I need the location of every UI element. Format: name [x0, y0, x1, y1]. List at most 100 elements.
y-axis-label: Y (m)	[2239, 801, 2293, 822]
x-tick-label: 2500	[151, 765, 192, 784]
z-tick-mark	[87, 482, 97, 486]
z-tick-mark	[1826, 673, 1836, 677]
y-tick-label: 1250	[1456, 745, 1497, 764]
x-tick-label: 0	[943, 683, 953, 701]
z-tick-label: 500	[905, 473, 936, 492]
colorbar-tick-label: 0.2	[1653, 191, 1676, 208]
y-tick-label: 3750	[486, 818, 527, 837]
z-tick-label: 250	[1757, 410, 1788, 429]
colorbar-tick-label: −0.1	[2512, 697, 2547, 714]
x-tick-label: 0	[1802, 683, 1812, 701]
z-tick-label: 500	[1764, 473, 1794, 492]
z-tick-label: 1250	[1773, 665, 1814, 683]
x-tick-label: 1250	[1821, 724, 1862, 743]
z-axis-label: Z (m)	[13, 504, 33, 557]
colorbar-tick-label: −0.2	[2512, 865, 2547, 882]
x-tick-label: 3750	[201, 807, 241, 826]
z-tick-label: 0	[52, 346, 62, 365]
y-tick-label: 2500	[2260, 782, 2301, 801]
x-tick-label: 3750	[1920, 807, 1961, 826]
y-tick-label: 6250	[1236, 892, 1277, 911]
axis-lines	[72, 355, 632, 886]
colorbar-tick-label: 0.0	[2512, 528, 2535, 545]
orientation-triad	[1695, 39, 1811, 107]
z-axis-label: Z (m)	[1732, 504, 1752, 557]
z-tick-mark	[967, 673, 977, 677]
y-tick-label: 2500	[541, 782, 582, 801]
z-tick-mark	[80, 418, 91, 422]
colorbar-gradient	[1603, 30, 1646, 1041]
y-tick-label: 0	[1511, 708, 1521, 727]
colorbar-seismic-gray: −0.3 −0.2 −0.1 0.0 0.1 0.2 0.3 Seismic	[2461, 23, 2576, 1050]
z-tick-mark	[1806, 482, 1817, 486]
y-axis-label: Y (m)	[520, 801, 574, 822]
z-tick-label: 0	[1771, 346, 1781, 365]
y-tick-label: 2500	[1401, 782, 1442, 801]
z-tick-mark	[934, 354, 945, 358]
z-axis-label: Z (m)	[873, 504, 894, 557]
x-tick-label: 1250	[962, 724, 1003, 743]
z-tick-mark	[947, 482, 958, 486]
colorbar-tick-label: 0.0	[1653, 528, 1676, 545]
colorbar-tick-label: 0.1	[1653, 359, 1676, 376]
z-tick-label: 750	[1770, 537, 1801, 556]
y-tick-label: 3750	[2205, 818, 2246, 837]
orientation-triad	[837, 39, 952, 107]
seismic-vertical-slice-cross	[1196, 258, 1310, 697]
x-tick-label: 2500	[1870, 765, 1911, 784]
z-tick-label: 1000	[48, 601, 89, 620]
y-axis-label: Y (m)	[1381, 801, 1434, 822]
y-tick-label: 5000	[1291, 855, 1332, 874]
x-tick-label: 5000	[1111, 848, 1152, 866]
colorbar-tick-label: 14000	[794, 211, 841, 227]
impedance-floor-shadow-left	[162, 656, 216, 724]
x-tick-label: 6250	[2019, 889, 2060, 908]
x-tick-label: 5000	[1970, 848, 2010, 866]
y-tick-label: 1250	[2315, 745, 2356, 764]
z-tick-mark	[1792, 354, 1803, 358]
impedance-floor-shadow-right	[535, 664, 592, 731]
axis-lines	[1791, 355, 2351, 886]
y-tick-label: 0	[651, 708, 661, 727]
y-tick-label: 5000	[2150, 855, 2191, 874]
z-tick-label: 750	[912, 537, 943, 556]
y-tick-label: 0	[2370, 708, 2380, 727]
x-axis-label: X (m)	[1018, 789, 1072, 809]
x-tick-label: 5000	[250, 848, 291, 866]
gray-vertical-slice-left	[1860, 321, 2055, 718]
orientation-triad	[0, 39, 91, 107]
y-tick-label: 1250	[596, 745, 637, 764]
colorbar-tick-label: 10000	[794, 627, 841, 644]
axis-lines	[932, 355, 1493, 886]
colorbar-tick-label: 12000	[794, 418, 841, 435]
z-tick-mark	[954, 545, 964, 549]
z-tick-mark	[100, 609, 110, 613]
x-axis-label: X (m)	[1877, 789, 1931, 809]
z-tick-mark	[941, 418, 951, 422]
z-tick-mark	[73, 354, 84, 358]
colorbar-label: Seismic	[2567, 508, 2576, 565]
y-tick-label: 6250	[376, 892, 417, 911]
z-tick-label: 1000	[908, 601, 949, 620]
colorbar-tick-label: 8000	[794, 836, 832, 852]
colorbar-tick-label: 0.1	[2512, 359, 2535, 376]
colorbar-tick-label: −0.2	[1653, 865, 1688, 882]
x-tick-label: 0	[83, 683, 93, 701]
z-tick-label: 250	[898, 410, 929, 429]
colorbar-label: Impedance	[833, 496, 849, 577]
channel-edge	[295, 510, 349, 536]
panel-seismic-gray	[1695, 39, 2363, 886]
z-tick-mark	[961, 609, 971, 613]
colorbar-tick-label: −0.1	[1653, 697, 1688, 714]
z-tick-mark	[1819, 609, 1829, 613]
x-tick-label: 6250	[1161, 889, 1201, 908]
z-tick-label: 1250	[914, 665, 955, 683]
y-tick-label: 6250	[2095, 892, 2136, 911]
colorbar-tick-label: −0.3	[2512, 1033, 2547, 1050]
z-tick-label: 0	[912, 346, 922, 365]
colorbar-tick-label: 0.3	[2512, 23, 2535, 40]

◆ INSTRUCTION ◆
Recast the data above as a numbered list, omitting any blank lines.

◆ THE COMPLETED TASK ◆
1. I need the location of every UI element. Format: name [x0, y0, x1, y1]. List at most 100 elements.
2. y-axis-label: Y (m)	[2239, 801, 2293, 822]
3. x-tick-label: 2500	[151, 765, 192, 784]
4. z-tick-mark	[87, 482, 97, 486]
5. z-tick-mark	[1826, 673, 1836, 677]
6. y-tick-label: 1250	[1456, 745, 1497, 764]
7. x-tick-label: 0	[943, 683, 953, 701]
8. z-tick-label: 500	[905, 473, 936, 492]
9. colorbar-tick-label: 0.2	[1653, 191, 1676, 208]
10. y-tick-label: 3750	[486, 818, 527, 837]
11. z-tick-label: 250	[1757, 410, 1788, 429]
12. colorbar-tick-label: −0.1	[2512, 697, 2547, 714]
13. x-tick-label: 0	[1802, 683, 1812, 701]
14. z-tick-label: 500	[1764, 473, 1794, 492]
15. z-tick-label: 1250	[1773, 665, 1814, 683]
16. x-tick-label: 1250	[1821, 724, 1862, 743]
17. z-axis-label: Z (m)	[13, 504, 33, 557]
18. colorbar-tick-label: −0.2	[2512, 865, 2547, 882]
19. x-tick-label: 3750	[201, 807, 241, 826]
20. z-tick-label: 0	[52, 346, 62, 365]
21. y-tick-label: 2500	[2260, 782, 2301, 801]
22. x-tick-label: 3750	[1920, 807, 1961, 826]
23. y-tick-label: 6250	[1236, 892, 1277, 911]
24. axis-lines	[72, 355, 632, 886]
25. colorbar-tick-label: 0.0	[2512, 528, 2535, 545]
26. orientation-triad	[1695, 39, 1811, 107]
27. z-axis-label: Z (m)	[1732, 504, 1752, 557]
28. z-tick-mark	[967, 673, 977, 677]
29. y-tick-label: 2500	[541, 782, 582, 801]
30. z-tick-mark	[80, 418, 91, 422]
31. colorbar-gradient	[1603, 30, 1646, 1041]
32. y-tick-label: 0	[1511, 708, 1521, 727]
33. colorbar-seismic-gray: −0.3 −0.2 −0.1 0.0 0.1 0.2 0.3 Seismic	[2461, 23, 2576, 1050]
34. z-tick-mark	[1806, 482, 1817, 486]
35. y-axis-label: Y (m)	[520, 801, 574, 822]
36. z-tick-label: 0	[1771, 346, 1781, 365]
37. y-tick-label: 2500	[1401, 782, 1442, 801]
38. z-tick-mark	[934, 354, 945, 358]
39. z-axis-label: Z (m)	[873, 504, 894, 557]
40. x-tick-label: 1250	[962, 724, 1003, 743]
41. z-tick-mark	[947, 482, 958, 486]
42. colorbar-tick-label: 0.0	[1653, 528, 1676, 545]
43. colorbar-tick-label: 0.1	[1653, 359, 1676, 376]
44. z-tick-label: 750	[1770, 537, 1801, 556]
45. y-tick-label: 3750	[2205, 818, 2246, 837]
46. orientation-triad	[837, 39, 952, 107]
47. seismic-vertical-slice-cross	[1196, 258, 1310, 697]
48. x-tick-label: 2500	[1870, 765, 1911, 784]
49. z-tick-label: 1000	[48, 601, 89, 620]
50. y-axis-label: Y (m)	[1381, 801, 1434, 822]
51. y-tick-label: 5000	[1291, 855, 1332, 874]
52. x-tick-label: 5000	[1111, 848, 1152, 866]
53. colorbar-tick-label: 14000	[794, 211, 841, 227]
54. impedance-floor-shadow-left	[162, 656, 216, 724]
55. x-tick-label: 6250	[2019, 889, 2060, 908]
56. x-tick-label: 5000	[1970, 848, 2010, 866]
57. y-tick-label: 1250	[2315, 745, 2356, 764]
58. z-tick-mark	[1792, 354, 1803, 358]
59. impedance-floor-shadow-right	[535, 664, 592, 731]
60. axis-lines	[1791, 355, 2351, 886]
61. y-tick-label: 0	[651, 708, 661, 727]
62. y-tick-label: 5000	[2150, 855, 2191, 874]
63. z-tick-label: 750	[912, 537, 943, 556]
64. y-tick-label: 0	[2370, 708, 2380, 727]
65. x-axis-label: X (m)	[1018, 789, 1072, 809]
66. x-tick-label: 5000	[250, 848, 291, 866]
67. gray-vertical-slice-left	[1860, 321, 2055, 718]
68. orientation-triad	[0, 39, 91, 107]
69. y-tick-label: 1250	[596, 745, 637, 764]
70. colorbar-tick-label: 10000	[794, 627, 841, 644]
71. axis-lines	[932, 355, 1493, 886]
72. colorbar-tick-label: 12000	[794, 418, 841, 435]
73. z-tick-mark	[954, 545, 964, 549]
74. z-tick-mark	[100, 609, 110, 613]
75. x-axis-label: X (m)	[1877, 789, 1931, 809]
76. z-tick-mark	[941, 418, 951, 422]
77. z-tick-mark	[73, 354, 84, 358]
78. colorbar-label: Seismic	[2567, 508, 2576, 565]
79. y-tick-label: 6250	[376, 892, 417, 911]
80. z-tick-label: 1000	[908, 601, 949, 620]
81. colorbar-tick-label: 8000	[794, 836, 832, 852]
82. colorbar-tick-label: 0.1	[2512, 359, 2535, 376]
83. colorbar-tick-label: −0.2	[1653, 865, 1688, 882]
84. x-tick-label: 0	[83, 683, 93, 701]
85. z-tick-label: 250	[898, 410, 929, 429]
86. colorbar-label: Impedance	[833, 496, 849, 577]
87. channel-edge	[295, 510, 349, 536]
88. panel-seismic-gray	[1695, 39, 2363, 886]
89. z-tick-mark	[961, 609, 971, 613]
90. colorbar-tick-label: −0.1	[1653, 697, 1688, 714]
91. z-tick-mark	[1819, 609, 1829, 613]
92. x-tick-label: 6250	[1161, 889, 1201, 908]
93. z-tick-label: 1250	[914, 665, 955, 683]
94. y-tick-label: 6250	[2095, 892, 2136, 911]
95. colorbar-tick-label: −0.3	[2512, 1033, 2547, 1050]
96. z-tick-label: 0	[912, 346, 922, 365]
97. colorbar-tick-label: 0.3	[2512, 23, 2535, 40]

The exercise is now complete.